WRITTEN INSTRUCTION
Only the number is wanted: count the lines that include the word "this".

## BEGIN AVAILABLE RECORDS

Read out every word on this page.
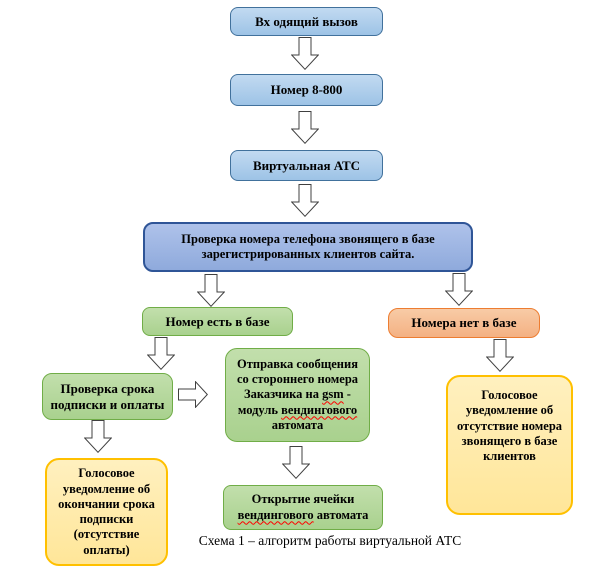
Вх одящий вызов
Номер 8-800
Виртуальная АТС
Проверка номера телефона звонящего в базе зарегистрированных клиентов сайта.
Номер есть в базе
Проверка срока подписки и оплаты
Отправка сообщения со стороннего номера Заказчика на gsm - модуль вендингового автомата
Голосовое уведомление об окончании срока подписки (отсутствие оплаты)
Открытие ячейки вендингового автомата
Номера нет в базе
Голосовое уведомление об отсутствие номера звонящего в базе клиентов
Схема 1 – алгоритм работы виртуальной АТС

## END AVAILABLE RECORDS
## BEGIN AVAILABLE RECORDS

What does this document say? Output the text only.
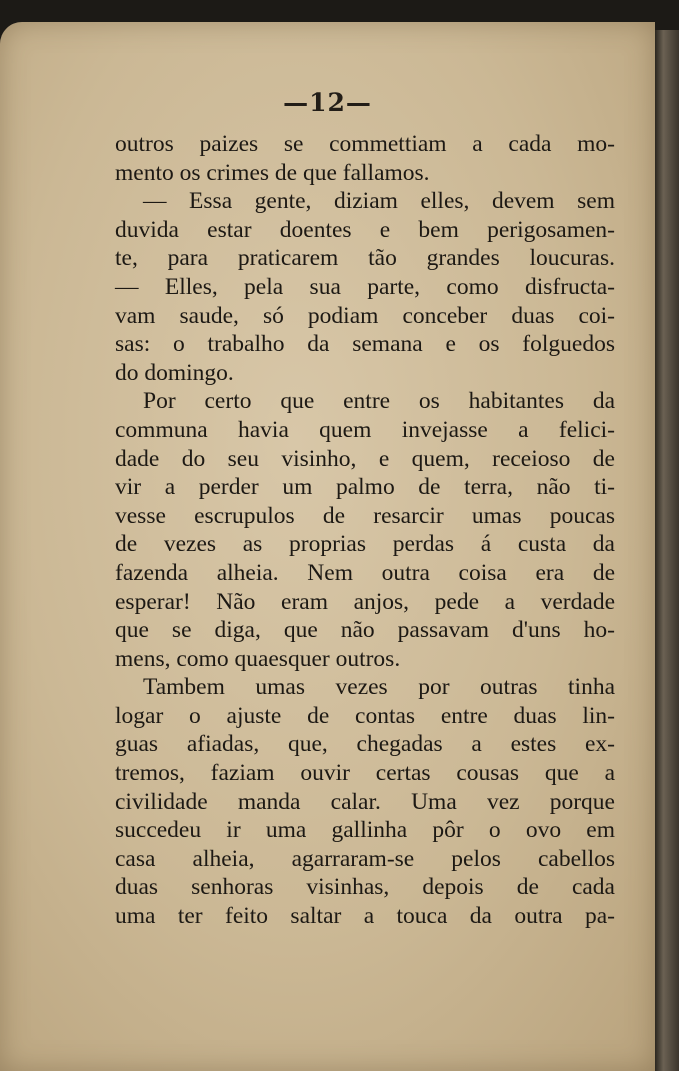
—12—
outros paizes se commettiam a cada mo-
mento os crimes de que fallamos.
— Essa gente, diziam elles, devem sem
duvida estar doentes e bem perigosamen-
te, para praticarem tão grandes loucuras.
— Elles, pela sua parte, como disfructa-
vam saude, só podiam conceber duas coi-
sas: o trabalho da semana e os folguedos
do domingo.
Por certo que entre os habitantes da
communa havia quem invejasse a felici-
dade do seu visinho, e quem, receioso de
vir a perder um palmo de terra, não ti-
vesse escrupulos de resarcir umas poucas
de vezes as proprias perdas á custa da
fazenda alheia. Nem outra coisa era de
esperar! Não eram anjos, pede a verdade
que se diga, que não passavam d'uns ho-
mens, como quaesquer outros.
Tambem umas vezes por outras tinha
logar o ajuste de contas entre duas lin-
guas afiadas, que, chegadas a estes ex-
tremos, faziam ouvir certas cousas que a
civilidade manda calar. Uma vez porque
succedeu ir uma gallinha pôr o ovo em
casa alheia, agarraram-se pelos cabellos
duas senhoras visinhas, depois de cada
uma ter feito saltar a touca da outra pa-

## END AVAILABLE RECORDS

WRITTEN RESPONSE
2